## START Dataset excerpts

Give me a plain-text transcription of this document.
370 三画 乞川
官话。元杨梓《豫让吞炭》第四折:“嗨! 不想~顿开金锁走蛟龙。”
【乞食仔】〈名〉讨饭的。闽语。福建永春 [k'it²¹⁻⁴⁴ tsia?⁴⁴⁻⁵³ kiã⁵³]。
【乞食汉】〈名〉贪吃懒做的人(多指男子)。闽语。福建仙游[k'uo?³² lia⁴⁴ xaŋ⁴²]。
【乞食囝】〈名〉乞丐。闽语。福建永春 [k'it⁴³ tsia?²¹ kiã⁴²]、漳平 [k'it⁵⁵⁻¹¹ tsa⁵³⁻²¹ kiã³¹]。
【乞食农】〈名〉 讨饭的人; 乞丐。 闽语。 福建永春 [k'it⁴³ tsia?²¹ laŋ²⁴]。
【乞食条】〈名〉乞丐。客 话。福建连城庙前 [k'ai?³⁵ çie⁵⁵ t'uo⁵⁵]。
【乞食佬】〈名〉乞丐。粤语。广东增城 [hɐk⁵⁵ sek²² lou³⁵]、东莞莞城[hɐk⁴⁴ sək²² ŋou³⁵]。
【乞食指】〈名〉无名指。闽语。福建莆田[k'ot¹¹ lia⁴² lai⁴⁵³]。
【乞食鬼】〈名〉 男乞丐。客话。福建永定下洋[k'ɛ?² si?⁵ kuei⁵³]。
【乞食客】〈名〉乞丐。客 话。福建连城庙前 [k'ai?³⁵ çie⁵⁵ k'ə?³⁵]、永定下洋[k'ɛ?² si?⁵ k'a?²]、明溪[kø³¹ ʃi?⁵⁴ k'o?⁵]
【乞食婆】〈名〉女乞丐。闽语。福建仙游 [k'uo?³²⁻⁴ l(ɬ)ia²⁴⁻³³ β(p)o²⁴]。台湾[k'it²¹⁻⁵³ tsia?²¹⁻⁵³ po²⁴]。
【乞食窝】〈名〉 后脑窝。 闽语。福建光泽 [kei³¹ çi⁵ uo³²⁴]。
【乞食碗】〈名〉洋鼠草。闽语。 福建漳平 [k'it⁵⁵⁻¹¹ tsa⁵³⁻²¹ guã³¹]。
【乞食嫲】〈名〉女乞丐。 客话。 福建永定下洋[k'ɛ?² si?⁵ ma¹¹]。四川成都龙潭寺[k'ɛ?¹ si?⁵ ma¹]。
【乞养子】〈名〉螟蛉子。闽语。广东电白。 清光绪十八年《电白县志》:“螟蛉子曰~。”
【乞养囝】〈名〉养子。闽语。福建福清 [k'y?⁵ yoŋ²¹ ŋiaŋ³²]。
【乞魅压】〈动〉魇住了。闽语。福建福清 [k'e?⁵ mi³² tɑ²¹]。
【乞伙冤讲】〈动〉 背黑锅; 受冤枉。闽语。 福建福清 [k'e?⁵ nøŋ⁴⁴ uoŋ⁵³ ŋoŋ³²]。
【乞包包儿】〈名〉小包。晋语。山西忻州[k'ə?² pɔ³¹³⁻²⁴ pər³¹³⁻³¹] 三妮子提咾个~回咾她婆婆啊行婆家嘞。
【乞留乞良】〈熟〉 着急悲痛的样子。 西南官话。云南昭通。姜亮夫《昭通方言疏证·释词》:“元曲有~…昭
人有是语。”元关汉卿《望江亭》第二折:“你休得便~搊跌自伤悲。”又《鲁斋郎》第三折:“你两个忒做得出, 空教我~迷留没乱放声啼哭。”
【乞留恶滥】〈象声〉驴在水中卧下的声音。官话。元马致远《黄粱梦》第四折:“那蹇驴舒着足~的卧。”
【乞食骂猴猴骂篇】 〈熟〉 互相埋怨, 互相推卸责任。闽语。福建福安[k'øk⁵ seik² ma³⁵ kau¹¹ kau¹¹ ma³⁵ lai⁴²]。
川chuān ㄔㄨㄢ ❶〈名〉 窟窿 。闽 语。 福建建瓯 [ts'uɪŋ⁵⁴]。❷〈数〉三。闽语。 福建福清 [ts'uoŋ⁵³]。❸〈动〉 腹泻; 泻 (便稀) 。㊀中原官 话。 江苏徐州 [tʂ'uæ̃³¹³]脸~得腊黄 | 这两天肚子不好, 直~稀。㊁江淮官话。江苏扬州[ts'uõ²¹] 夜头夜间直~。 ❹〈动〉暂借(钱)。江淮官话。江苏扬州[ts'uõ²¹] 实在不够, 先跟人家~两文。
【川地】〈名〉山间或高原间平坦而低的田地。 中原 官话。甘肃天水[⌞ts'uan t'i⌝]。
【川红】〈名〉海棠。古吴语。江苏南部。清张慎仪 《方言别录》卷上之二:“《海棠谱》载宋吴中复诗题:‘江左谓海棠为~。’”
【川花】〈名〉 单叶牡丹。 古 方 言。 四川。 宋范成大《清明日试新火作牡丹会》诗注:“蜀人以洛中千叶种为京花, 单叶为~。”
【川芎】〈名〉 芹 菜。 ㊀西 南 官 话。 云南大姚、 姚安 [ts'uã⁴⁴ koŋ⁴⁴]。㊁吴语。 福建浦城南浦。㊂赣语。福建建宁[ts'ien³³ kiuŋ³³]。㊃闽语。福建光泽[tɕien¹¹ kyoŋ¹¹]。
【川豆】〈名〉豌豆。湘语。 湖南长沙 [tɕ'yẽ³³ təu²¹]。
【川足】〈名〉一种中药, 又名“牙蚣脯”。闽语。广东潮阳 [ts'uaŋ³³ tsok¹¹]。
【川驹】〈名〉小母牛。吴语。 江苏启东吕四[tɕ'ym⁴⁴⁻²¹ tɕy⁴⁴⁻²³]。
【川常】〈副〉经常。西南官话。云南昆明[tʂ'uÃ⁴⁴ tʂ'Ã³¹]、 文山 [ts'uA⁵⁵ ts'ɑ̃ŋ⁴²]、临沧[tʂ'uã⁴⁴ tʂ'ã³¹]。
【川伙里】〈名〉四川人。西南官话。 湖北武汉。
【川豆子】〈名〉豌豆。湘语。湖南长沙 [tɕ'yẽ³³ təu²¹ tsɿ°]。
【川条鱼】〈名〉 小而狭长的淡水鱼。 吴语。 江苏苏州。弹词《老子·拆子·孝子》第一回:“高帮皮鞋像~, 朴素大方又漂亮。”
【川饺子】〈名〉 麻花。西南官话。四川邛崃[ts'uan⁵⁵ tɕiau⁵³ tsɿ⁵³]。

## END Dataset excerpts

Directions for this task — Determine how many lines of the entries above carry the string "it⁴³", and give that number alone.

The completed task — 2